• [Recorded information]
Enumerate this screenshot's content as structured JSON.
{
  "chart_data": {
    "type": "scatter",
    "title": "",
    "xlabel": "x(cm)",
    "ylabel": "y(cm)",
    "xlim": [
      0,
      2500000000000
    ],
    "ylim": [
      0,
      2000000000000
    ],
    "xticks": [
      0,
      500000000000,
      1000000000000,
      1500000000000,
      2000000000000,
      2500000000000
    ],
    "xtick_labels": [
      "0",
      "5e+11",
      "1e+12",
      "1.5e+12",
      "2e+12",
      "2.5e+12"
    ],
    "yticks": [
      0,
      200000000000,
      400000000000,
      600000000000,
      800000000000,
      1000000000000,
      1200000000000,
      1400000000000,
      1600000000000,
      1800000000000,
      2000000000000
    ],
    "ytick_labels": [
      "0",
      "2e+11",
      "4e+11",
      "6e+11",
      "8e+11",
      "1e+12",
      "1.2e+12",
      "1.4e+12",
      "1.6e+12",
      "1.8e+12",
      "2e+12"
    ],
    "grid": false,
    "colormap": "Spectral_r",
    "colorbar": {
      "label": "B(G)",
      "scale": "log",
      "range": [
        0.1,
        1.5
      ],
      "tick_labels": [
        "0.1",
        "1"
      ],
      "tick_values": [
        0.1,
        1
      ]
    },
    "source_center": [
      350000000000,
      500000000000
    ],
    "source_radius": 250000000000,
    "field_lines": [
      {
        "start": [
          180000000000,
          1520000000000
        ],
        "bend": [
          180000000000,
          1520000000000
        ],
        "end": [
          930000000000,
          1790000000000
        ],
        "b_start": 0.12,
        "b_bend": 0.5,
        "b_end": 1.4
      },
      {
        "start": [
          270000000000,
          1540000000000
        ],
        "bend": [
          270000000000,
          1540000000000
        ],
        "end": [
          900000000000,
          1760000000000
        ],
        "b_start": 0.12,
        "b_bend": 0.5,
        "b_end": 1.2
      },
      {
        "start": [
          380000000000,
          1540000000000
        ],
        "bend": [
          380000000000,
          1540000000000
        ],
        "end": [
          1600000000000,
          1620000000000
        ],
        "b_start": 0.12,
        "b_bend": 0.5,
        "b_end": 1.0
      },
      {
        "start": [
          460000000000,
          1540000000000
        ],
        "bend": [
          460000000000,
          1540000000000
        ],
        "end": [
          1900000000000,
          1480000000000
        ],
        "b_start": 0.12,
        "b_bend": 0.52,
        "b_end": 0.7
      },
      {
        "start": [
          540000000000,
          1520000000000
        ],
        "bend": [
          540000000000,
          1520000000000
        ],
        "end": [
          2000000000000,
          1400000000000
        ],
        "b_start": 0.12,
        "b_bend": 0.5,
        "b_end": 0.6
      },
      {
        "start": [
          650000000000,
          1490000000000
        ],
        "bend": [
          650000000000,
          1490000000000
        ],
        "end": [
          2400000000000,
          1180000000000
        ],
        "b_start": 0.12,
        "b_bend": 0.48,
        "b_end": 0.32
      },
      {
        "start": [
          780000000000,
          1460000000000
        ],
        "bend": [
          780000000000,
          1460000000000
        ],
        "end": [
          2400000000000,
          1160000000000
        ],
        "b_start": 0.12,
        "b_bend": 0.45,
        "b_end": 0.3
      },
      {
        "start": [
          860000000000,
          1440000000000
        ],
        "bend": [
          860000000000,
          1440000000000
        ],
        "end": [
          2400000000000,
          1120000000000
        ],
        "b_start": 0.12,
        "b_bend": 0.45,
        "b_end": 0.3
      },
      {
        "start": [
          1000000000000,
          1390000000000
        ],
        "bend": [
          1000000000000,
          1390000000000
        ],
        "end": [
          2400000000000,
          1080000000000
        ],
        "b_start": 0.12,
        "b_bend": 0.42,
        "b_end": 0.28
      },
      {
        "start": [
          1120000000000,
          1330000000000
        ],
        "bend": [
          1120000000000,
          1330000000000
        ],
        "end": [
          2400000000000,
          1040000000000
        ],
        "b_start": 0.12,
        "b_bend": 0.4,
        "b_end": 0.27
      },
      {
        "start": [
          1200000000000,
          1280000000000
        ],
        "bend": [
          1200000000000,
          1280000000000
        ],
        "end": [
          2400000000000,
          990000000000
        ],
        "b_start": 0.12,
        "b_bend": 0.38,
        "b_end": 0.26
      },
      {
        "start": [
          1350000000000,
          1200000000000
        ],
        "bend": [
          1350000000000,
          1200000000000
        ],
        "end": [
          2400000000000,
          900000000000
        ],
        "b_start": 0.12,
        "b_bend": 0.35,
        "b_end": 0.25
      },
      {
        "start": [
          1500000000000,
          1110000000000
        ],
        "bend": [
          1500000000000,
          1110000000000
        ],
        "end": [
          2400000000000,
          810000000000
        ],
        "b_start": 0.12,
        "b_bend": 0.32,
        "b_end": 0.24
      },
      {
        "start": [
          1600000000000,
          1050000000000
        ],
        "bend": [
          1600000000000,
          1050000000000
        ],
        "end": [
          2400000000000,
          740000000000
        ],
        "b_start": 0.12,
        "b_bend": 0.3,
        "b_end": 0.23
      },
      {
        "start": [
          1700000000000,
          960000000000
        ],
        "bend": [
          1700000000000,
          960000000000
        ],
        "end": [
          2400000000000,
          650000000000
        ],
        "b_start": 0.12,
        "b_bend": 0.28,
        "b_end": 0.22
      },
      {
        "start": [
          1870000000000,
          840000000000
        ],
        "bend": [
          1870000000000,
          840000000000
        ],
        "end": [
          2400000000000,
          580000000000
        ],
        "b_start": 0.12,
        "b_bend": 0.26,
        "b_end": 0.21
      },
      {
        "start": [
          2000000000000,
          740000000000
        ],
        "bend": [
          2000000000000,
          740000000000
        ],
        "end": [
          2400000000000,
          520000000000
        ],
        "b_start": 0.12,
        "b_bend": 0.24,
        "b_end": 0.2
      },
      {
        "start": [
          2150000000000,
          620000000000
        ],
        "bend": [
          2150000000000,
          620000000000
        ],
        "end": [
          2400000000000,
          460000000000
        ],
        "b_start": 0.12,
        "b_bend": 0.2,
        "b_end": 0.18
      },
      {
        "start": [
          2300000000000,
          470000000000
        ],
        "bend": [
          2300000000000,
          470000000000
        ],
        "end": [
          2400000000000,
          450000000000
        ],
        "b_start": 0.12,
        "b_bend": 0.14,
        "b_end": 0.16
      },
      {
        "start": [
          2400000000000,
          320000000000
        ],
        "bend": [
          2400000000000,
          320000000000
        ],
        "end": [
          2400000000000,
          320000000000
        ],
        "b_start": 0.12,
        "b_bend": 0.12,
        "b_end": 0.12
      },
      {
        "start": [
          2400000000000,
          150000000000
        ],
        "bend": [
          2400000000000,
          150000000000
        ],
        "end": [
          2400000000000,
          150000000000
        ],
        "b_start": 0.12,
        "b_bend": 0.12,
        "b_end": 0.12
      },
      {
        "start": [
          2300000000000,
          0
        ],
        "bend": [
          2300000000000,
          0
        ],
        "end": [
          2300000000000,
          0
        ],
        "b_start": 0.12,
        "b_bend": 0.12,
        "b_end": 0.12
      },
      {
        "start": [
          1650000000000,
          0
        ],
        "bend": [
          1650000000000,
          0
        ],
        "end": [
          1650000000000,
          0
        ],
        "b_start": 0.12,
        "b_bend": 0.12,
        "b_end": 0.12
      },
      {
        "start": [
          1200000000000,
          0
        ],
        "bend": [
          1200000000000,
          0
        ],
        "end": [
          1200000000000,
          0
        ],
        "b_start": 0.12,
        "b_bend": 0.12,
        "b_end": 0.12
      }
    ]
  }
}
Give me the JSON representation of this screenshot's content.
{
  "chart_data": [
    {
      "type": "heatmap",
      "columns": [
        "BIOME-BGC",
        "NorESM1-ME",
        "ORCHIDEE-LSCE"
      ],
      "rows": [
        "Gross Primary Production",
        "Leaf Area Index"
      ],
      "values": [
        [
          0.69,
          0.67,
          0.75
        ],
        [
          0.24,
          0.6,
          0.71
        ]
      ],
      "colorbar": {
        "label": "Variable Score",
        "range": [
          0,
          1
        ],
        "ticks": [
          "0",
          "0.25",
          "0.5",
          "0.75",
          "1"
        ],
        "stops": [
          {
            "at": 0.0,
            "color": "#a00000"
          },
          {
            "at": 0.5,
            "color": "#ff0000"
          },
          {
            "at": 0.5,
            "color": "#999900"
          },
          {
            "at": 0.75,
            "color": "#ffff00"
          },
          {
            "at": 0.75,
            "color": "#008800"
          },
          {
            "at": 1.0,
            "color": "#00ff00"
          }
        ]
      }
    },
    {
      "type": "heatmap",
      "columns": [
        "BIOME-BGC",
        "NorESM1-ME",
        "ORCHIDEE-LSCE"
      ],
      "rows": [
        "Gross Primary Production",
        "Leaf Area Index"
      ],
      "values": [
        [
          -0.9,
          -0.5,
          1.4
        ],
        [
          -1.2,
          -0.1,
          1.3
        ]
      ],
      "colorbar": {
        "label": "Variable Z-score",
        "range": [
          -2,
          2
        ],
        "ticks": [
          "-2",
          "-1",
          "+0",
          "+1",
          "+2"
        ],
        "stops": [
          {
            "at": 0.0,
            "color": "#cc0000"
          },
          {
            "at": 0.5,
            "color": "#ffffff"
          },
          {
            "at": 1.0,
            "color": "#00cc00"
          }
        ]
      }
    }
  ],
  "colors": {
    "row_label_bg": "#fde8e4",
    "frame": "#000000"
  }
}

• [Goal] How many of the lines above include the word "JSON"? Respond with the number alone.

• [Exercise answer] 2